# WORK REQUIRED
Output every record word for word.

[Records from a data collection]
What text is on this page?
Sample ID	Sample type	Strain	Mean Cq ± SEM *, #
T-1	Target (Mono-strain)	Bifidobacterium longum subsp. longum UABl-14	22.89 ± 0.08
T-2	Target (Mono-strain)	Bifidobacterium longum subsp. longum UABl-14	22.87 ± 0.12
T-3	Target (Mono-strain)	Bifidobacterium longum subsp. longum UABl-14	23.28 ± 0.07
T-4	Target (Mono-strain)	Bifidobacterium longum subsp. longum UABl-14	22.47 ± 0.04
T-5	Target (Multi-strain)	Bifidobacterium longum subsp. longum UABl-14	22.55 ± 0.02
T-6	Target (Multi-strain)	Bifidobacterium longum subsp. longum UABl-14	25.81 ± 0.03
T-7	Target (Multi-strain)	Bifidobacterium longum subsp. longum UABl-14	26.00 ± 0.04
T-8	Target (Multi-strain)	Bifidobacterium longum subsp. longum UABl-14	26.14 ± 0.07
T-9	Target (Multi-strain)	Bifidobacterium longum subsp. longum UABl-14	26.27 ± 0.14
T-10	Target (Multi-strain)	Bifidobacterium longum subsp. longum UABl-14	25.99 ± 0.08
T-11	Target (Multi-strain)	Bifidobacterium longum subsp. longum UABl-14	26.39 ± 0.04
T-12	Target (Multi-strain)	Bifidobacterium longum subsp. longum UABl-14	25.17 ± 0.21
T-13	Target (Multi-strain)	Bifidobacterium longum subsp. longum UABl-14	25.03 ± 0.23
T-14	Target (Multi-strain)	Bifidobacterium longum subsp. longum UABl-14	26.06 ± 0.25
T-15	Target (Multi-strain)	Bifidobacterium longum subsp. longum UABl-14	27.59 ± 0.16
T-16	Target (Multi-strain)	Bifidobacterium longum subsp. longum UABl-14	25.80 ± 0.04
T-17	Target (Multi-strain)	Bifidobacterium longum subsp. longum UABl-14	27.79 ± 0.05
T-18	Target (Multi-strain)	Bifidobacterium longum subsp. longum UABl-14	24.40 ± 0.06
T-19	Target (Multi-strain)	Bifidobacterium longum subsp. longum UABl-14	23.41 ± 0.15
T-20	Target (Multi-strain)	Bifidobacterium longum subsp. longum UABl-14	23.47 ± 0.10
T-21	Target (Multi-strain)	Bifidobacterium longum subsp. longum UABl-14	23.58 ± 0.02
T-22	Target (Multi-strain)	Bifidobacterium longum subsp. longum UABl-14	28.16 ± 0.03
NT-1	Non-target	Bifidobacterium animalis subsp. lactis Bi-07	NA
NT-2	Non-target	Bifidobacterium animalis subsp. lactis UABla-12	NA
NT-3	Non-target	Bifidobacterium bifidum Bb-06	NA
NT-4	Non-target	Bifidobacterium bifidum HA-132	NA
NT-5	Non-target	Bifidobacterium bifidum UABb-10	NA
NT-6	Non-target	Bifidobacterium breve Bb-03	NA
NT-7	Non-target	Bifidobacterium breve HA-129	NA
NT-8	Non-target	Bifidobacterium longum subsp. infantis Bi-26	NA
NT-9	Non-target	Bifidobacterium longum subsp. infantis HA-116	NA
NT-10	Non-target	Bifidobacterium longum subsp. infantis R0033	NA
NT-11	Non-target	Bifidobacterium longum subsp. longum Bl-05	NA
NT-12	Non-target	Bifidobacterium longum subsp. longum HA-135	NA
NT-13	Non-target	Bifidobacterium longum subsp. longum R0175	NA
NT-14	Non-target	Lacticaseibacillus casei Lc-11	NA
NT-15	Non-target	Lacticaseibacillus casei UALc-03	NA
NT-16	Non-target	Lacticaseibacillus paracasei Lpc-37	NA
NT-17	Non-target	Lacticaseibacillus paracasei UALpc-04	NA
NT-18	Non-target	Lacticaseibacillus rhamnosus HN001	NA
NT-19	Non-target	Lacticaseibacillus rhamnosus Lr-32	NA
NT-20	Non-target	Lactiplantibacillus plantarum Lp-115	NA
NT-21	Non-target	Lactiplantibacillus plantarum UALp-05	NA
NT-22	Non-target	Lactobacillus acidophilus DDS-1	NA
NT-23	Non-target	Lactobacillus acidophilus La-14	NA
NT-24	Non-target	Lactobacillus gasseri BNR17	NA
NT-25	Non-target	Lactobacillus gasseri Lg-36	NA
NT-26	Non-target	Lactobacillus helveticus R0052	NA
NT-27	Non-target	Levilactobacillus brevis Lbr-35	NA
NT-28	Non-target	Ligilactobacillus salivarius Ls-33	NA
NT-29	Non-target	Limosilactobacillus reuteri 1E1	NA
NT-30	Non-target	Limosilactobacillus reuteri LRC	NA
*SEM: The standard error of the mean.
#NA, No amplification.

# THE COMPLETED TASK
What text is on this page?
Sample ID	Sample type	Strain	Mean Cq ± SEM *, #
T-1	Target (Mono-strain)	Bifidobacterium longum subsp. longum UABl-14	22.89 ± 0.08
T-2	Target (Mono-strain)	Bifidobacterium longum subsp. longum UABl-14	22.87 ± 0.12
T-3	Target (Mono-strain)	Bifidobacterium longum subsp. longum UABl-14	23.28 ± 0.07
T-4	Target (Mono-strain)	Bifidobacterium longum subsp. longum UABl-14	22.47 ± 0.04
T-5	Target (Multi-strain)	Bifidobacterium longum subsp. longum UABl-14	22.55 ± 0.02
T-6	Target (Multi-strain)	Bifidobacterium longum subsp. longum UABl-14	25.81 ± 0.03
T-7	Target (Multi-strain)	Bifidobacterium longum subsp. longum UABl-14	26.00 ± 0.04
T-8	Target (Multi-strain)	Bifidobacterium longum subsp. longum UABl-14	26.14 ± 0.07
T-9	Target (Multi-strain)	Bifidobacterium longum subsp. longum UABl-14	26.27 ± 0.14
T-10	Target (Multi-strain)	Bifidobacterium longum subsp. longum UABl-14	25.99 ± 0.08
T-11	Target (Multi-strain)	Bifidobacterium longum subsp. longum UABl-14	26.39 ± 0.04
T-12	Target (Multi-strain)	Bifidobacterium longum subsp. longum UABl-14	25.17 ± 0.21
T-13	Target (Multi-strain)	Bifidobacterium longum subsp. longum UABl-14	25.03 ± 0.23
T-14	Target (Multi-strain)	Bifidobacterium longum subsp. longum UABl-14	26.06 ± 0.25
T-15	Target (Multi-strain)	Bifidobacterium longum subsp. longum UABl-14	27.59 ± 0.16
T-16	Target (Multi-strain)	Bifidobacterium longum subsp. longum UABl-14	25.80 ± 0.04
T-17	Target (Multi-strain)	Bifidobacterium longum subsp. longum UABl-14	27.79 ± 0.05
T-18	Target (Multi-strain)	Bifidobacterium longum subsp. longum UABl-14	24.40 ± 0.06
T-19	Target (Multi-strain)	Bifidobacterium longum subsp. longum UABl-14	23.41 ± 0.15
T-20	Target (Multi-strain)	Bifidobacterium longum subsp. longum UABl-14	23.47 ± 0.10
T-21	Target (Multi-strain)	Bifidobacterium longum subsp. longum UABl-14	23.58 ± 0.02
T-22	Target (Multi-strain)	Bifidobacterium longum subsp. longum UABl-14	28.16 ± 0.03
NT-1	Non-target	Bifidobacterium animalis subsp. lactis Bi-07	NA
NT-2	Non-target	Bifidobacterium animalis subsp. lactis UABla-12	NA
NT-3	Non-target	Bifidobacterium bifidum Bb-06	NA
NT-4	Non-target	Bifidobacterium bifidum HA-132	NA
NT-5	Non-target	Bifidobacterium bifidum UABb-10	NA
NT-6	Non-target	Bifidobacterium breve Bb-03	NA
NT-7	Non-target	Bifidobacterium breve HA-129	NA
NT-8	Non-target	Bifidobacterium longum subsp. infantis Bi-26	NA
NT-9	Non-target	Bifidobacterium longum subsp. infantis HA-116	NA
NT-10	Non-target	Bifidobacterium longum subsp. infantis R0033	NA
NT-11	Non-target	Bifidobacterium longum subsp. longum Bl-05	NA
NT-12	Non-target	Bifidobacterium longum subsp. longum HA-135	NA
NT-13	Non-target	Bifidobacterium longum subsp. longum R0175	NA
NT-14	Non-target	Lacticaseibacillus casei Lc-11	NA
NT-15	Non-target	Lacticaseibacillus casei UALc-03	NA
NT-16	Non-target	Lacticaseibacillus paracasei Lpc-37	NA
NT-17	Non-target	Lacticaseibacillus paracasei UALpc-04	NA
NT-18	Non-target	Lacticaseibacillus rhamnosus HN001	NA
NT-19	Non-target	Lacticaseibacillus rhamnosus Lr-32	NA
NT-20	Non-target	Lactiplantibacillus plantarum Lp-115	NA
NT-21	Non-target	Lactiplantibacillus plantarum UALp-05	NA
NT-22	Non-target	Lactobacillus acidophilus DDS-1	NA
NT-23	Non-target	Lactobacillus acidophilus La-14	NA
NT-24	Non-target	Lactobacillus gasseri BNR17	NA
NT-25	Non-target	Lactobacillus gasseri Lg-36	NA
NT-26	Non-target	Lactobacillus helveticus R0052	NA
NT-27	Non-target	Levilactobacillus brevis Lbr-35	NA
NT-28	Non-target	Ligilactobacillus salivarius Ls-33	NA
NT-29	Non-target	Limosilactobacillus reuteri 1E1	NA
NT-30	Non-target	Limosilactobacillus reuteri LRC	NA
*SEM: The standard error of the mean.
#NA, No amplification.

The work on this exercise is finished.